### What you are asked to do
Copy all lines holding the word "être" from the entries.
[BEGIN Provided data]
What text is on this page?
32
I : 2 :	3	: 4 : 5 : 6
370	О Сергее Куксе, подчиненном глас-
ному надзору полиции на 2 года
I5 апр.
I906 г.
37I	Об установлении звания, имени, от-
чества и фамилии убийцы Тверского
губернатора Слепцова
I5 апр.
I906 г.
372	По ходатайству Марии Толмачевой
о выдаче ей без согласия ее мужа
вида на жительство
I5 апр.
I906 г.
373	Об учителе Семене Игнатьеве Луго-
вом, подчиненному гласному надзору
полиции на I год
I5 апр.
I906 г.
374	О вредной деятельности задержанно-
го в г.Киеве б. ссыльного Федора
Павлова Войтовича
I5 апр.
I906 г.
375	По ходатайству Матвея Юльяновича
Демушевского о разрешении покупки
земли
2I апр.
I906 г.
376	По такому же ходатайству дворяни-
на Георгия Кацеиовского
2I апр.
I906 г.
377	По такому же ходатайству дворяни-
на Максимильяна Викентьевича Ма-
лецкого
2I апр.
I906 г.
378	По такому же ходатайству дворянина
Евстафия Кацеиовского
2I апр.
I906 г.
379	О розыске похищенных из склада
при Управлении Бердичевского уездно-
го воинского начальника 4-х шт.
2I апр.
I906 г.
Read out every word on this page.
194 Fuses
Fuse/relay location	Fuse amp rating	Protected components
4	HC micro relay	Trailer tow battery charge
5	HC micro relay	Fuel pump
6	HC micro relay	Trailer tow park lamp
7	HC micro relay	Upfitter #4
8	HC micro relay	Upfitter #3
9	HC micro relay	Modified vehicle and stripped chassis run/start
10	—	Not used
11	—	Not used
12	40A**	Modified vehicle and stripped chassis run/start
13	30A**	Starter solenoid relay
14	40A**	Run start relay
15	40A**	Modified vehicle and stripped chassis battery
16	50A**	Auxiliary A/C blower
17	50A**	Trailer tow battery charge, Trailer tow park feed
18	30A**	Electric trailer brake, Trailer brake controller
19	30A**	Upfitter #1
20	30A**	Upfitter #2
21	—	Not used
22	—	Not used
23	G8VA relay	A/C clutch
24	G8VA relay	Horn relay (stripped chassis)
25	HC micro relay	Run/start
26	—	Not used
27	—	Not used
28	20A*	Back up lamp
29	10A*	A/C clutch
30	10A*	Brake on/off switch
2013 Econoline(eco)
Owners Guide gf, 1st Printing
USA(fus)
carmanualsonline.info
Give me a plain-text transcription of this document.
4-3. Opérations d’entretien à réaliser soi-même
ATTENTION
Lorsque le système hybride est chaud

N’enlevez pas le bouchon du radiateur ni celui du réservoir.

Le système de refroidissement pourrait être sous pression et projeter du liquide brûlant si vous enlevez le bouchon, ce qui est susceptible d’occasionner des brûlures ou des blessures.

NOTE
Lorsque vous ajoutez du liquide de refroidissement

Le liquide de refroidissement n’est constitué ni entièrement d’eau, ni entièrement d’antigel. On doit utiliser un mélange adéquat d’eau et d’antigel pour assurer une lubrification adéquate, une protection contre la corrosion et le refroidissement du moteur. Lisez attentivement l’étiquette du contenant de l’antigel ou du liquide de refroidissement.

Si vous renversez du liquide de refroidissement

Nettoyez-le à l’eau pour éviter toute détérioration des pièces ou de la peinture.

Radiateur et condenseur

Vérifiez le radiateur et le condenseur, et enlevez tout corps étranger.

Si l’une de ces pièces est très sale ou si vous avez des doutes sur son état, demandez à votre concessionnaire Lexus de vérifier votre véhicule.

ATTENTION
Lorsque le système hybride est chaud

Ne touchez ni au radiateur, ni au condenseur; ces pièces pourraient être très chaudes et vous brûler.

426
[END Provided data]
### Result of this task
Le système de refroidissement pourrait être sous pression et projeter du liquide brûlant si vous enlevez le bouchon, ce qui est susceptible d’occasionner des brûlures ou des blessures.
Ne touchez ni au radiateur, ni au condenseur; ces pièces pourraient être très chaudes et vous brûler.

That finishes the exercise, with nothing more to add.